◆ EXCERPTED PASSAGE
────────────────────

You don't seem to be understanding the issue.

How should you fix what isn't broken? 

Why is "probeall" no longer recognized?

How should (if) a line that begins with probeall be changed?

----------

## redtoade

Apparently there is no PROBEALL in the man for modprobe.conf

So you have your choice:  ALIAS or INSTALL.

I found this in the TODO for module-init-tools

+ generate-modprobe.conf: convert "probeall" to a sequence of "alias" lines

perhaps it's a clue as to what to do.

although I would think INSTALL makes more sense.

Can someone please take a look at this?!

----------

## oliver2104

Hello,

I had the same problem: if you have a line in /etc/modprobe.conf starting with "probeall"

this will give you error messages during boot-time.

In my case it was the line: probeall /dev/svga svgalib_helper

if that is the same with you, you need to edit the file /etc/modules.d/svgalib_helper

Change the line : 

  probeall /dev/svga svgalib_helper

to:

  install /dev/svga svgalib_helper

Now run:

 # update-modules

Next time you boot, that error messages should not appear.

But I cannot say, if this changes the system behavior.

Maybe it is only a "cosmetic" solution (no ugly errror messages)

────────────────────

◆ RECORDED INFORMATION

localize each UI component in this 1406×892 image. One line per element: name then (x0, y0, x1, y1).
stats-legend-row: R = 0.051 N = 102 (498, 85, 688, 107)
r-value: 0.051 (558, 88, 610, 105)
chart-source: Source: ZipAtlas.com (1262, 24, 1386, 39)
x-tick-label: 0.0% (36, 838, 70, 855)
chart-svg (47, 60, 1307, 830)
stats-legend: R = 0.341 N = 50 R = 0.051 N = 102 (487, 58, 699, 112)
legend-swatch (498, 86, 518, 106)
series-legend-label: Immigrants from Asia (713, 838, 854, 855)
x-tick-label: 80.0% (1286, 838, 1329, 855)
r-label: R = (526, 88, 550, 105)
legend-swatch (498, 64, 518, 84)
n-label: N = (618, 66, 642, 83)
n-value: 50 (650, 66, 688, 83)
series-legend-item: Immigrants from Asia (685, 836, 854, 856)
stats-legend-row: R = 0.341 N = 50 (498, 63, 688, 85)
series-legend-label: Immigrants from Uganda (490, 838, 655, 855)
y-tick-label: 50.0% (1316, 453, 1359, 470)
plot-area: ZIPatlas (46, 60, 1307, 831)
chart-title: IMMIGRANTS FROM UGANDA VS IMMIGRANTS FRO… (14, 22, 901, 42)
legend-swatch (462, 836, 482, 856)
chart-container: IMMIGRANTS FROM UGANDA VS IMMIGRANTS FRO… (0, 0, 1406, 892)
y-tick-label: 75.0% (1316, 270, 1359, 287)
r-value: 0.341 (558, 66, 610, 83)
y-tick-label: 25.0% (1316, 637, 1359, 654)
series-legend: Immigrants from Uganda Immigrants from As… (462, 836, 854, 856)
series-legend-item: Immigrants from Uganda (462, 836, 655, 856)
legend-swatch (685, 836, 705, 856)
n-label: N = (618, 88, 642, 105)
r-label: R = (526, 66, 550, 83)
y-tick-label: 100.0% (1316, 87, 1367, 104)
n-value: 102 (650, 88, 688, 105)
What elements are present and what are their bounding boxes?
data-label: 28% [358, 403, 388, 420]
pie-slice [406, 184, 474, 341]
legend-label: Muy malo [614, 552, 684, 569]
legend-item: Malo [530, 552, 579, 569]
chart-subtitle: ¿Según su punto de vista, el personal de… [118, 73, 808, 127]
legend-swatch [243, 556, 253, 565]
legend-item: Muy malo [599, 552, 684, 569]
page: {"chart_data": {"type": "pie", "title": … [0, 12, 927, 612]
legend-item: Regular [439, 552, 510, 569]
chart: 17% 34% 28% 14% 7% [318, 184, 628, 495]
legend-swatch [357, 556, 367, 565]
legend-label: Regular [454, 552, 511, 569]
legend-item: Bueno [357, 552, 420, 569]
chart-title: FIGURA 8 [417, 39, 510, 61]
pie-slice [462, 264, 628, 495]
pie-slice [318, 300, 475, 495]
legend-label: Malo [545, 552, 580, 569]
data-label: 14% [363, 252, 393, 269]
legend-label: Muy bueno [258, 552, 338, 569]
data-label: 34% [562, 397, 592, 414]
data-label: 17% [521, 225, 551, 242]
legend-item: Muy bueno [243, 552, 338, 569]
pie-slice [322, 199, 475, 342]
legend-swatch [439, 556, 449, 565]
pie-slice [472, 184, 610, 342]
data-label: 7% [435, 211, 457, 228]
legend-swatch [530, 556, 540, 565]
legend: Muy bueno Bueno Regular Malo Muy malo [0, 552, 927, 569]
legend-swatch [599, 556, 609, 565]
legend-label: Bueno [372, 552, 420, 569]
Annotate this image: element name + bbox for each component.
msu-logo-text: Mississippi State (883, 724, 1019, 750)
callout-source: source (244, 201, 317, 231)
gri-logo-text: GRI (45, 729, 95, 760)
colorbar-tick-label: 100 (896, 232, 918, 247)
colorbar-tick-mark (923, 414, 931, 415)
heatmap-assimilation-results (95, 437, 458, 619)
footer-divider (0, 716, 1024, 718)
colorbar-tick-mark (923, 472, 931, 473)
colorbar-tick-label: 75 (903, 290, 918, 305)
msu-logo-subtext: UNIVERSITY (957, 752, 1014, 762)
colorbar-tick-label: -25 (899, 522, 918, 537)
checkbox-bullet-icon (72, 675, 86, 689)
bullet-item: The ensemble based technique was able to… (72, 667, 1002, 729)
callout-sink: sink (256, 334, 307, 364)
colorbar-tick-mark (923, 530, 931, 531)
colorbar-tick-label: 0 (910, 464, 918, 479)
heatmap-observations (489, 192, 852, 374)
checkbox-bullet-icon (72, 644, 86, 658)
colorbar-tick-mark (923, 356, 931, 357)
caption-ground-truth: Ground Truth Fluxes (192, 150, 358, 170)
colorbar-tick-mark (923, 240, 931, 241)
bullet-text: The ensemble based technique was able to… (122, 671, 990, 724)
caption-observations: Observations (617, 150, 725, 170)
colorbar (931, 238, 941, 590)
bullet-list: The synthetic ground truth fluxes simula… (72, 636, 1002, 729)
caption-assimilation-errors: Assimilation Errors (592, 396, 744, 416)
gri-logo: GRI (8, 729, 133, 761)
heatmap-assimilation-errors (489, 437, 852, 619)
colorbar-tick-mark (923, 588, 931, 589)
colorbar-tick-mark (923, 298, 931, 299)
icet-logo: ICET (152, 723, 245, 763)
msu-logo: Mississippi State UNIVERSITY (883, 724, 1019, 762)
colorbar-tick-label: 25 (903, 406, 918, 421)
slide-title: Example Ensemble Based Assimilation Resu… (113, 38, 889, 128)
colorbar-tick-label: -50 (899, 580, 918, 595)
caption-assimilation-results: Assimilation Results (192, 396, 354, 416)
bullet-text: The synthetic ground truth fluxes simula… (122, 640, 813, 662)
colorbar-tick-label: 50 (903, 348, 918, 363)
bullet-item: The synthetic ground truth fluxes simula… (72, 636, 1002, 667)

────────────────────

◆ WHAT THIS EXERCISE ASKS
1. In the probeall thread, which file does oliver2104 say needs to be edited?
2. Could you continue the probeall thread from its final line?
The entries have no connection to the forum thread about probeall.

◆ OUTPUTS BY TASK
1. /etc/modules.d/svgalib_helper

2.
----------

## gary

Umm...any update on this subject? I have the same bit with svgalib - which is mentioned twice in my modules.conf, for whatever reason. 

Is changing from probeall to install or alias the right solution?

Thanks for any thoughts...

----------

## man in the hill

 *gary wrote:*   

> Umm...any update on this subject? I have the same bit with svgalib - which is mentioned twice in my modules.conf, for whatever reason. 
> 
> Is changing from probeall to install or alias the right solution?
> 
> Thanks for any thoughts...

 

Hi,

I just build svgalib with the   USE build and this output go away.

----------

## gary

 *Quote:*   

> Hi, 
> 
> I just build svgalib with the USE build and this output go away.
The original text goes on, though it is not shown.